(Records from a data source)
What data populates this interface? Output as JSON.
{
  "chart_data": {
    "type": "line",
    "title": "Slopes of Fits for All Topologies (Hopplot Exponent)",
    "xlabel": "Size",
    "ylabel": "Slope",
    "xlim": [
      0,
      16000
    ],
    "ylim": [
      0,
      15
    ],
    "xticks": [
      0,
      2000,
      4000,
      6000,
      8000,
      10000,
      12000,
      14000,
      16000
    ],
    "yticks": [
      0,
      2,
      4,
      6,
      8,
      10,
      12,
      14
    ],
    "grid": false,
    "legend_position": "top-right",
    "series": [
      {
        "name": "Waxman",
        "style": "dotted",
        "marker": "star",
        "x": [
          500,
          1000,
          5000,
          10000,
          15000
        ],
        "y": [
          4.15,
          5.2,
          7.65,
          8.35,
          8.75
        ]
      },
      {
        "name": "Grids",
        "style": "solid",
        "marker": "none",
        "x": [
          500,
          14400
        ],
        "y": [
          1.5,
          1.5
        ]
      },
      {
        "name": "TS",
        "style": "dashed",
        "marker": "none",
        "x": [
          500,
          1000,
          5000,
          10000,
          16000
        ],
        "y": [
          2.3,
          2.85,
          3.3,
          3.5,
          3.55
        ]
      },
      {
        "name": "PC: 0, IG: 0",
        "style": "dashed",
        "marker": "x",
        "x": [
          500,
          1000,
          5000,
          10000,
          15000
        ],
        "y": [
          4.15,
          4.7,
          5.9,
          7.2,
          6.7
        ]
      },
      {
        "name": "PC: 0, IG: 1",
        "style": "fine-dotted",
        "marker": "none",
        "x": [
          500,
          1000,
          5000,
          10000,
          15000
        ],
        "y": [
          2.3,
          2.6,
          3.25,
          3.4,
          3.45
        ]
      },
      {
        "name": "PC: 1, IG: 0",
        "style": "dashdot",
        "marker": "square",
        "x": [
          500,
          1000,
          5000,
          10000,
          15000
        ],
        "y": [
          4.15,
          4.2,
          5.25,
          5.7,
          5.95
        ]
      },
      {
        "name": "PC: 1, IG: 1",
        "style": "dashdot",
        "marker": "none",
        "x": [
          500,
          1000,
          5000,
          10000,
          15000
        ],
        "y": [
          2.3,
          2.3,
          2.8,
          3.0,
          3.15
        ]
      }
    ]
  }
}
==
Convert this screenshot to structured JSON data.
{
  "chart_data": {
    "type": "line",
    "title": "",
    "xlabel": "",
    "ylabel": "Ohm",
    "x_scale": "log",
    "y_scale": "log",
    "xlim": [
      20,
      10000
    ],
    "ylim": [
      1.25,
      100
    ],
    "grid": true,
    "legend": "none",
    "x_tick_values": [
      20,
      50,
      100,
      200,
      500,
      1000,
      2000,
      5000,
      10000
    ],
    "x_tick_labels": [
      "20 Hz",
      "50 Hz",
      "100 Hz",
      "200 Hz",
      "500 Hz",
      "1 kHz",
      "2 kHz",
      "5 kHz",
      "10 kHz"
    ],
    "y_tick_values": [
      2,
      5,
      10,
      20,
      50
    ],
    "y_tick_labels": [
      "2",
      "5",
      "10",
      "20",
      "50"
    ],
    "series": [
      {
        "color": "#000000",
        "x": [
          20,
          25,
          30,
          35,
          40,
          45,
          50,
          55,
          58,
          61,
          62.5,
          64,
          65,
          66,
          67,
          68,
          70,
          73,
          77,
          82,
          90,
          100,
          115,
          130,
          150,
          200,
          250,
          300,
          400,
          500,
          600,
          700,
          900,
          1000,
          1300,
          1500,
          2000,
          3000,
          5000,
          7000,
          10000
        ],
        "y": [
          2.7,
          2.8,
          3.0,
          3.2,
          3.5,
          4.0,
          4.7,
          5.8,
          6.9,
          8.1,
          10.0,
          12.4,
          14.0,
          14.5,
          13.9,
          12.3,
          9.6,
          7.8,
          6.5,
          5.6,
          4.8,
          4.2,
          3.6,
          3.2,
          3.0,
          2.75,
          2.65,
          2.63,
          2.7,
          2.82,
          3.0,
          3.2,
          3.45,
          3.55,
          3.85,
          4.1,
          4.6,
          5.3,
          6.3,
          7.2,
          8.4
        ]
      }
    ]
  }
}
...
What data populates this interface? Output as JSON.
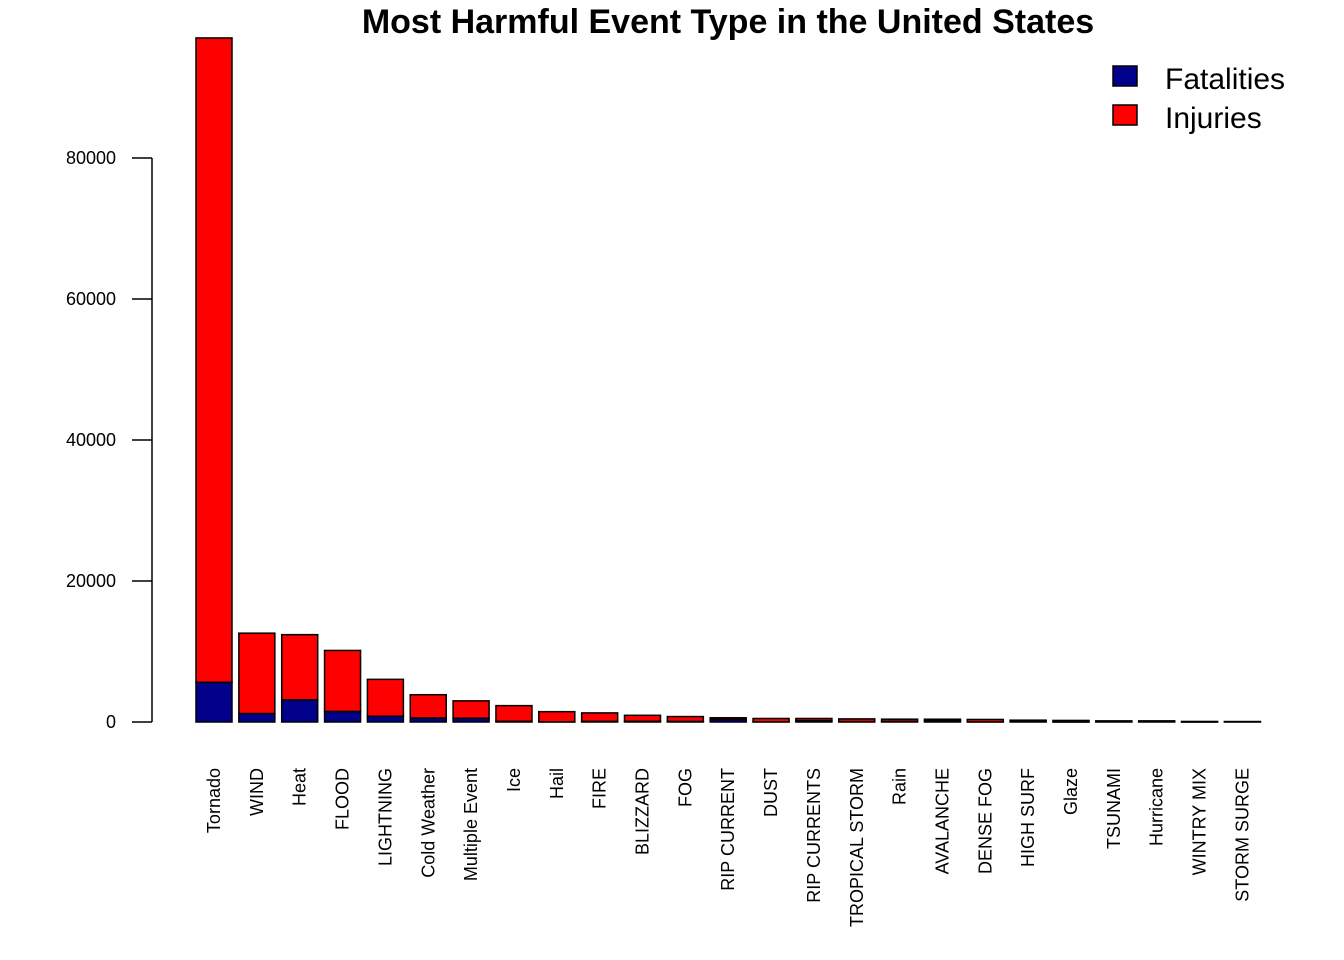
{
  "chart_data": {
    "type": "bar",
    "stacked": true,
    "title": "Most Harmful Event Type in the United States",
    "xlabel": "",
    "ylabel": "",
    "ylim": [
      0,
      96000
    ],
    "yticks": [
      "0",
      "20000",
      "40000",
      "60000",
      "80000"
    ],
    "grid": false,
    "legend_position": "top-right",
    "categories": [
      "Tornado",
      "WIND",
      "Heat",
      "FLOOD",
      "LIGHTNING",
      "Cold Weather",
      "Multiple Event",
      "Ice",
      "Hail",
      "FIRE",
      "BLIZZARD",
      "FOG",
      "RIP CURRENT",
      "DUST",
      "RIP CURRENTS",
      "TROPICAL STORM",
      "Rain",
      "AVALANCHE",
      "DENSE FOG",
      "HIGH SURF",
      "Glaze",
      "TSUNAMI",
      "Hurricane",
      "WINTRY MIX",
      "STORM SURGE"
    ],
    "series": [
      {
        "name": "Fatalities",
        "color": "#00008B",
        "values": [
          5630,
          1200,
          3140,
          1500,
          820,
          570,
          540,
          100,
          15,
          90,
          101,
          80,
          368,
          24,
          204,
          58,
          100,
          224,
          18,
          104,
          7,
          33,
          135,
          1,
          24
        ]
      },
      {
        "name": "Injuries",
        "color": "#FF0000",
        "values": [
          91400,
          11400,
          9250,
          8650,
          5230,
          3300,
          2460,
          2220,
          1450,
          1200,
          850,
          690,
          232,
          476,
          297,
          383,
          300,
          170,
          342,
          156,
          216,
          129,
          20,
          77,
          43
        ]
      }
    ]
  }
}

*WHAT YOU WILL DO:*
From the listing above, copy every line that includes the word "color".

*FINAL ANSWER:*
        "color": "#000000",
        "color": "#00008B",
        "color": "#FF0000",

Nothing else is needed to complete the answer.